Task goal: Copy the following lines back word for word, leaving nothing out.

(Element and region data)

◇ ◇ ◇ ◇ ◇ ◇ ◇

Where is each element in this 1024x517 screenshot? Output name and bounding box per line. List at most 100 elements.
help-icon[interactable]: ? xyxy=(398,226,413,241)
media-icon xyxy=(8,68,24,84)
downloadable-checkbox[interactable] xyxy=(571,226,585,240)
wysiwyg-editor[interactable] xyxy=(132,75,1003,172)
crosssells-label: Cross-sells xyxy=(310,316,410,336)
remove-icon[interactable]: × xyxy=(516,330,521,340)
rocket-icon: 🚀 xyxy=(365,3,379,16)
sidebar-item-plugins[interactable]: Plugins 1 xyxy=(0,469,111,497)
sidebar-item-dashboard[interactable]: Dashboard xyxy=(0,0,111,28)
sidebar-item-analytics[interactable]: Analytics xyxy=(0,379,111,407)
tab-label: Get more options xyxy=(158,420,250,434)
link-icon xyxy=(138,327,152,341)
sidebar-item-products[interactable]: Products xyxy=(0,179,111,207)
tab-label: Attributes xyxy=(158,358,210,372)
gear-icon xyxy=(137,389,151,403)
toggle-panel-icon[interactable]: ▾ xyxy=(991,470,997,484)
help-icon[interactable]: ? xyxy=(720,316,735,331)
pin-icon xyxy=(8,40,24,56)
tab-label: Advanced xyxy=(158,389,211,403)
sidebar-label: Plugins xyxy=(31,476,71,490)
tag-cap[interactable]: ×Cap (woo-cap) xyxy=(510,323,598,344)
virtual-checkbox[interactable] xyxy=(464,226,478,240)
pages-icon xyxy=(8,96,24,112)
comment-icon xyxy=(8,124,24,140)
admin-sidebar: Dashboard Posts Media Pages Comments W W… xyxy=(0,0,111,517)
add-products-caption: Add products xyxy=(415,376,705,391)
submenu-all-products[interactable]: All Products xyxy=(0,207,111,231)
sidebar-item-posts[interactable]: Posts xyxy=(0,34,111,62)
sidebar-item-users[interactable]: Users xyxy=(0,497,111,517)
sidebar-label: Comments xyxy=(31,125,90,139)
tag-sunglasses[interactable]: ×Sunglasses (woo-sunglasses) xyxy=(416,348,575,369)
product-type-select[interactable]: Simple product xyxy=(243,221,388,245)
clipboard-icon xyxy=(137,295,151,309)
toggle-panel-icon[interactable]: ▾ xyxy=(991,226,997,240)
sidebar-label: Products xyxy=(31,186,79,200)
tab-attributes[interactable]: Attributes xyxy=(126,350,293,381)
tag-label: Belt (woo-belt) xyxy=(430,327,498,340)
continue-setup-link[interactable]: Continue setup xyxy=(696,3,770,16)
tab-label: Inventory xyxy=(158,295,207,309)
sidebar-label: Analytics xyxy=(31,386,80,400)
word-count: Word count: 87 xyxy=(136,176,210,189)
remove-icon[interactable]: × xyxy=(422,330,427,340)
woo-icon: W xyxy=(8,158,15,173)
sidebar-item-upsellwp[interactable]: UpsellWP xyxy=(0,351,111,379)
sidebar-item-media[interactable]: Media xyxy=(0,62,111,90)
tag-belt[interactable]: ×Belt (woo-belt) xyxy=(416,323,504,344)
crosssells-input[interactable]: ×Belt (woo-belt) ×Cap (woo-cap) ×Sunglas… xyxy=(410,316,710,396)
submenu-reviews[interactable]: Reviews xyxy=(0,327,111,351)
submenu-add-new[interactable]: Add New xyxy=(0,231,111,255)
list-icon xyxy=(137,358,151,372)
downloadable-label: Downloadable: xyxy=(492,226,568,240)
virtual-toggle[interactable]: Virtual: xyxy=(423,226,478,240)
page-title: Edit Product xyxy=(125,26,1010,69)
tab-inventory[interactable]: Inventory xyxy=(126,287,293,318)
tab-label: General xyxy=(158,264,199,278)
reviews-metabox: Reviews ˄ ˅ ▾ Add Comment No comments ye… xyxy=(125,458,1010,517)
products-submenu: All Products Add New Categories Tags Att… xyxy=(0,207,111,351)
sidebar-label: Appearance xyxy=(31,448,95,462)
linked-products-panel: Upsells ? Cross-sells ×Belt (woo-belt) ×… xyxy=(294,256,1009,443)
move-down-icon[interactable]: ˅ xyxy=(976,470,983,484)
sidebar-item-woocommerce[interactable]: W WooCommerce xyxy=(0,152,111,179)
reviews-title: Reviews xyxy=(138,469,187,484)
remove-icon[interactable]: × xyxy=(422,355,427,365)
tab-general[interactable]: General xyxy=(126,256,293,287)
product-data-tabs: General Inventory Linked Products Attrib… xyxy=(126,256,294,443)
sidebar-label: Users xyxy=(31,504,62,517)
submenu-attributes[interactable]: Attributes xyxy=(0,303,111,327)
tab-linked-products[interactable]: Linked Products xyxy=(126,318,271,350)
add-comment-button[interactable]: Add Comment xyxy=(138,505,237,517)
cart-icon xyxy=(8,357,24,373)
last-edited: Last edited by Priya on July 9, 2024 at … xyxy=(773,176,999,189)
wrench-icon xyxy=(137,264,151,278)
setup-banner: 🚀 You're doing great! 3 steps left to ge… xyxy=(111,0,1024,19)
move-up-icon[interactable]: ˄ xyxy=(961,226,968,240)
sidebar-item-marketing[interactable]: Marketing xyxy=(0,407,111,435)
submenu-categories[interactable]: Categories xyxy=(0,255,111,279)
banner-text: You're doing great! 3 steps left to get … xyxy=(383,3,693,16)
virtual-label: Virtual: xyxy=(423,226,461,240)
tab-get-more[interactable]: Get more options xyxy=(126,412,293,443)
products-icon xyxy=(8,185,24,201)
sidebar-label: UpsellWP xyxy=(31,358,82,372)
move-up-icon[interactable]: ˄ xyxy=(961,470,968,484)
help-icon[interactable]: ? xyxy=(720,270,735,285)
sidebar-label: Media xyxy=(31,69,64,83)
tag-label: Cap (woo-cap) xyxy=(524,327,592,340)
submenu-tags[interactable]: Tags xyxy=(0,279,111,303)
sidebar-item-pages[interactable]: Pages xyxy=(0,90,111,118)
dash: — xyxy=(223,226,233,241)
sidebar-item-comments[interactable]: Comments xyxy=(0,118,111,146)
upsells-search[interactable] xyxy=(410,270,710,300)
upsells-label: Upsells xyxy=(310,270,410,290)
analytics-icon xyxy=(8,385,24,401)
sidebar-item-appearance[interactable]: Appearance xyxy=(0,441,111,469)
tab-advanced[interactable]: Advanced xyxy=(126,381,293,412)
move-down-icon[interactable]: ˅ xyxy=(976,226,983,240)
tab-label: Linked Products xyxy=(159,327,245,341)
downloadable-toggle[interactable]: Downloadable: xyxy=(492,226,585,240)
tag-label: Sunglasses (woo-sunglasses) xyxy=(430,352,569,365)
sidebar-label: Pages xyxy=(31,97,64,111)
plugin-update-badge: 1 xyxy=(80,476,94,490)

◇ ◇ ◇ ◇ ◇ ◇ ◇

Output of the exercise:
Where is each element in this 1024x517 screenshot? Output name and bounding box per line. List at most 100 elements.
help-icon[interactable]: ? xyxy=(398,226,413,241)
media-icon xyxy=(8,68,24,84)
downloadable-checkbox[interactable] xyxy=(571,226,585,240)
wysiwyg-editor[interactable] xyxy=(132,75,1003,172)
crosssells-label: Cross-sells xyxy=(310,316,410,336)
remove-icon[interactable]: × xyxy=(516,330,521,340)
rocket-icon: 🚀 xyxy=(365,3,379,16)
sidebar-item-plugins[interactable]: Plugins 1 xyxy=(0,469,111,497)
sidebar-item-dashboard[interactable]: Dashboard xyxy=(0,0,111,28)
sidebar-item-analytics[interactable]: Analytics xyxy=(0,379,111,407)
tab-label: Get more options xyxy=(158,420,250,434)
link-icon xyxy=(138,327,152,341)
sidebar-item-products[interactable]: Products xyxy=(0,179,111,207)
tab-label: Attributes xyxy=(158,358,210,372)
gear-icon xyxy=(137,389,151,403)
toggle-panel-icon[interactable]: ▾ xyxy=(991,470,997,484)
help-icon[interactable]: ? xyxy=(720,316,735,331)
pin-icon xyxy=(8,40,24,56)
tab-label: Advanced xyxy=(158,389,211,403)
sidebar-label: Plugins xyxy=(31,476,71,490)
tag-cap[interactable]: ×Cap (woo-cap) xyxy=(510,323,598,344)
virtual-checkbox[interactable] xyxy=(464,226,478,240)
pages-icon xyxy=(8,96,24,112)
comment-icon xyxy=(8,124,24,140)
admin-sidebar: Dashboard Posts Media Pages Comments W W… xyxy=(0,0,111,517)
add-products-caption: Add products xyxy=(415,376,705,391)
submenu-all-products[interactable]: All Products xyxy=(0,207,111,231)
sidebar-item-posts[interactable]: Posts xyxy=(0,34,111,62)
sidebar-item-users[interactable]: Users xyxy=(0,497,111,517)
sidebar-label: Comments xyxy=(31,125,90,139)
tag-sunglasses[interactable]: ×Sunglasses (woo-sunglasses) xyxy=(416,348,575,369)
product-type-select[interactable]: Simple product xyxy=(243,221,388,245)
clipboard-icon xyxy=(137,295,151,309)
toggle-panel-icon[interactable]: ▾ xyxy=(991,226,997,240)
sidebar-label: Products xyxy=(31,186,79,200)
tab-attributes[interactable]: Attributes xyxy=(126,350,293,381)
tag-label: Belt (woo-belt) xyxy=(430,327,498,340)
continue-setup-link[interactable]: Continue setup xyxy=(696,3,770,16)
tab-label: Inventory xyxy=(158,295,207,309)
sidebar-label: Analytics xyxy=(31,386,80,400)
word-count: Word count: 87 xyxy=(136,176,210,189)
remove-icon[interactable]: × xyxy=(422,330,427,340)
woo-icon: W xyxy=(8,158,15,173)
sidebar-item-upsellwp[interactable]: UpsellWP xyxy=(0,351,111,379)
sidebar-item-media[interactable]: Media xyxy=(0,62,111,90)
tag-belt[interactable]: ×Belt (woo-belt) xyxy=(416,323,504,344)
crosssells-input[interactable]: ×Belt (woo-belt) ×Cap (woo-cap) ×Sunglas… xyxy=(410,316,710,396)
submenu-reviews[interactable]: Reviews xyxy=(0,327,111,351)
submenu-add-new[interactable]: Add New xyxy=(0,231,111,255)
list-icon xyxy=(137,358,151,372)
downloadable-label: Downloadable: xyxy=(492,226,568,240)
virtual-toggle[interactable]: Virtual: xyxy=(423,226,478,240)
page-title: Edit Product xyxy=(125,26,1010,69)
tab-inventory[interactable]: Inventory xyxy=(126,287,293,318)
tab-label: General xyxy=(158,264,199,278)
reviews-metabox: Reviews ˄ ˅ ▾ Add Comment No comments ye… xyxy=(125,458,1010,517)
products-submenu: All Products Add New Categories Tags Att… xyxy=(0,207,111,351)
sidebar-label: Appearance xyxy=(31,448,95,462)
linked-products-panel: Upsells ? Cross-sells ×Belt (woo-belt) ×… xyxy=(294,256,1009,443)
move-down-icon[interactable]: ˅ xyxy=(976,470,983,484)
sidebar-item-woocommerce[interactable]: W WooCommerce xyxy=(0,152,111,179)
reviews-title: Reviews xyxy=(138,469,187,484)
remove-icon[interactable]: × xyxy=(422,355,427,365)
tab-general[interactable]: General xyxy=(126,256,293,287)
product-data-tabs: General Inventory Linked Products Attrib… xyxy=(126,256,294,443)
sidebar-label: Users xyxy=(31,504,62,517)
submenu-attributes[interactable]: Attributes xyxy=(0,303,111,327)
tab-linked-products[interactable]: Linked Products xyxy=(126,318,271,350)
add-comment-button[interactable]: Add Comment xyxy=(138,505,237,517)
cart-icon xyxy=(8,357,24,373)
last-edited: Last edited by Priya on July 9, 2024 at … xyxy=(773,176,999,189)
wrench-icon xyxy=(137,264,151,278)
setup-banner: 🚀 You're doing great! 3 steps left to ge… xyxy=(111,0,1024,19)
move-up-icon[interactable]: ˄ xyxy=(961,226,968,240)
sidebar-item-marketing[interactable]: Marketing xyxy=(0,407,111,435)
submenu-categories[interactable]: Categories xyxy=(0,255,111,279)
banner-text: You're doing great! 3 steps left to get … xyxy=(383,3,693,16)
virtual-label: Virtual: xyxy=(423,226,461,240)
tab-get-more[interactable]: Get more options xyxy=(126,412,293,443)
products-icon xyxy=(8,185,24,201)
sidebar-label: UpsellWP xyxy=(31,358,82,372)
move-up-icon[interactable]: ˄ xyxy=(961,470,968,484)
help-icon[interactable]: ? xyxy=(720,270,735,285)
sidebar-label: Media xyxy=(31,69,64,83)
tag-label: Cap (woo-cap) xyxy=(524,327,592,340)
submenu-tags[interactable]: Tags xyxy=(0,279,111,303)
sidebar-item-pages[interactable]: Pages xyxy=(0,90,111,118)
dash: — xyxy=(223,226,233,241)
sidebar-item-comments[interactable]: Comments xyxy=(0,118,111,146)
upsells-search[interactable] xyxy=(410,270,710,300)
upsells-label: Upsells xyxy=(310,270,410,290)
analytics-icon xyxy=(8,385,24,401)
sidebar-item-appearance[interactable]: Appearance xyxy=(0,441,111,469)
tab-advanced[interactable]: Advanced xyxy=(126,381,293,412)
move-down-icon[interactable]: ˅ xyxy=(976,226,983,240)
tab-label: Linked Products xyxy=(159,327,245,341)
downloadable-toggle[interactable]: Downloadable: xyxy=(492,226,585,240)
tag-label: Sunglasses (woo-sunglasses) xyxy=(430,352,569,365)
sidebar-label: Pages xyxy=(31,97,64,111)
plugin-update-badge: 1 xyxy=(80,476,94,490)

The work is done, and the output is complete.